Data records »
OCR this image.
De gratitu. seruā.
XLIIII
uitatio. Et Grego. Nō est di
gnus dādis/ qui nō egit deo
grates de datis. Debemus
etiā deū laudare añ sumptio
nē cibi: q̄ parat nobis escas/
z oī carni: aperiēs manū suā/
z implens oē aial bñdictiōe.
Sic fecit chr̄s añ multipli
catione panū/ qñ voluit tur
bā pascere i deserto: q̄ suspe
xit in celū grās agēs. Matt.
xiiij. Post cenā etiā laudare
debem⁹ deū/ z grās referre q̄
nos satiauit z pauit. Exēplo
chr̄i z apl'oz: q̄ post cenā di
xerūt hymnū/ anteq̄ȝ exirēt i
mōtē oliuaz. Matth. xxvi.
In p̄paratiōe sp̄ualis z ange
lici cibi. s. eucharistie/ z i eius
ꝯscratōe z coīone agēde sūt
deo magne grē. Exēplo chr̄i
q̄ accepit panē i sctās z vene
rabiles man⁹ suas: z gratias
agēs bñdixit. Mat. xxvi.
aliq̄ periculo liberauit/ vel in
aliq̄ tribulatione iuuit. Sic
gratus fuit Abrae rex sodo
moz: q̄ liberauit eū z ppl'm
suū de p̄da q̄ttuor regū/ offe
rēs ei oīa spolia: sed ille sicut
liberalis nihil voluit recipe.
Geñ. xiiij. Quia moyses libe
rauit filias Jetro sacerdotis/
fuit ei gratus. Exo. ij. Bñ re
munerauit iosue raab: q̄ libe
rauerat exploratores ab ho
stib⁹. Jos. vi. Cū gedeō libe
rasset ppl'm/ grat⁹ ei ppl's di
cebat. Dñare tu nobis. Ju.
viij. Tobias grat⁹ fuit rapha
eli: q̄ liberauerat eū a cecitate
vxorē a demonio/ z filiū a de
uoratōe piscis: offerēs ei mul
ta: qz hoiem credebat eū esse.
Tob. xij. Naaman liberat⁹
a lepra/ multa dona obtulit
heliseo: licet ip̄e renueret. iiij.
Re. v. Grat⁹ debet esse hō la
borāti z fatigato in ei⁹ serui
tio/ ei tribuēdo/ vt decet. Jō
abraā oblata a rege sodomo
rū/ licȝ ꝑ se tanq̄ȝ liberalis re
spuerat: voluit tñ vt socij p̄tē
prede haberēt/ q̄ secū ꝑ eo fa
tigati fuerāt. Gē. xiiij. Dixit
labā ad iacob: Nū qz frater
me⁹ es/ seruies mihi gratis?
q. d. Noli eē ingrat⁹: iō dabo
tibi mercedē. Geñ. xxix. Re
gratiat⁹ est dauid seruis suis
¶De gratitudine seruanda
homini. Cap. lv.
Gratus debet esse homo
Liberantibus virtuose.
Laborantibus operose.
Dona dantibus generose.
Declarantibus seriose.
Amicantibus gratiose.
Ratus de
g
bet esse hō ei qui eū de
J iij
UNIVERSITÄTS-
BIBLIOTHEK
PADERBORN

EXERCISE TASK »
Repeat each record exactly. Omit nothing.

REPLY »
OCR this image.
De gratitu. seruā.
XLIIII
uitatio. Et Grego. Nō est di
gnus dādis/ qui nō egit deo
grates de datis. Debemus
etiā deū laudare añ sumptio
nē cibi: q̄ parat nobis escas/
z oī carni: aperiēs manū suā/
z implens oē aial bñdictiōe.
Sic fecit chr̄s añ multipli
catione panū/ qñ voluit tur
bā pascere i deserto: q̄ suspe
xit in celū grās agēs. Matt.
xiiij. Post cenā etiā laudare
debem⁹ deū/ z grās referre q̄
nos satiauit z pauit. Exēplo
chr̄i z apl'oz: q̄ post cenā di
xerūt hymnū/ anteq̄ȝ exirēt i
mōtē oliuaz. Matth. xxvi.
In p̄paratiōe sp̄ualis z ange
lici cibi. s. eucharistie/ z i eius
ꝯscratōe z coīone agēde sūt
deo magne grē. Exēplo chr̄i
q̄ accepit panē i sctās z vene
rabiles man⁹ suas: z gratias
agēs bñdixit. Mat. xxvi.
aliq̄ periculo liberauit/ vel in
aliq̄ tribulatione iuuit. Sic
gratus fuit Abrae rex sodo
moz: q̄ liberauit eū z ppl'm
suū de p̄da q̄ttuor regū/ offe
rēs ei oīa spolia: sed ille sicut
liberalis nihil voluit recipe.
Geñ. xiiij. Quia moyses libe
rauit filias Jetro sacerdotis/
fuit ei gratus. Exo. ij. Bñ re
munerauit iosue raab: q̄ libe
rauerat exploratores ab ho
stib⁹. Jos. vi. Cū gedeō libe
rasset ppl'm/ grat⁹ ei ppl's di
cebat. Dñare tu nobis. Ju.
viij. Tobias grat⁹ fuit rapha
eli: q̄ liberauerat eū a cecitate
vxorē a demonio/ z filiū a de
uoratōe piscis: offerēs ei mul
ta: qz hoiem credebat eū esse.
Tob. xij. Naaman liberat⁹
a lepra/ multa dona obtulit
heliseo: licet ip̄e renueret. iiij.
Re. v. Grat⁹ debet esse hō la
borāti z fatigato in ei⁹ serui
tio/ ei tribuēdo/ vt decet. Jō
abraā oblata a rege sodomo
rū/ licȝ ꝑ se tanq̄ȝ liberalis re
spuerat: voluit tñ vt socij p̄tē
prede haberēt/ q̄ secū ꝑ eo fa
tigati fuerāt. Gē. xiiij. Dixit
labā ad iacob: Nū qz frater
me⁹ es/ seruies mihi gratis?
q. d. Noli eē ingrat⁹: iō dabo
tibi mercedē. Geñ. xxix. Re
gratiat⁹ est dauid seruis suis
¶De gratitudine seruanda
homini. Cap. lv.
Gratus debet esse homo
Liberantibus virtuose.
Laborantibus operose.
Dona dantibus generose.
Declarantibus seriose.
Amicantibus gratiose.
Ratus de
g
bet esse hō ei qui eū de
J iij
UNIVERSITÄTS-
BIBLIOTHEK
PADERBORN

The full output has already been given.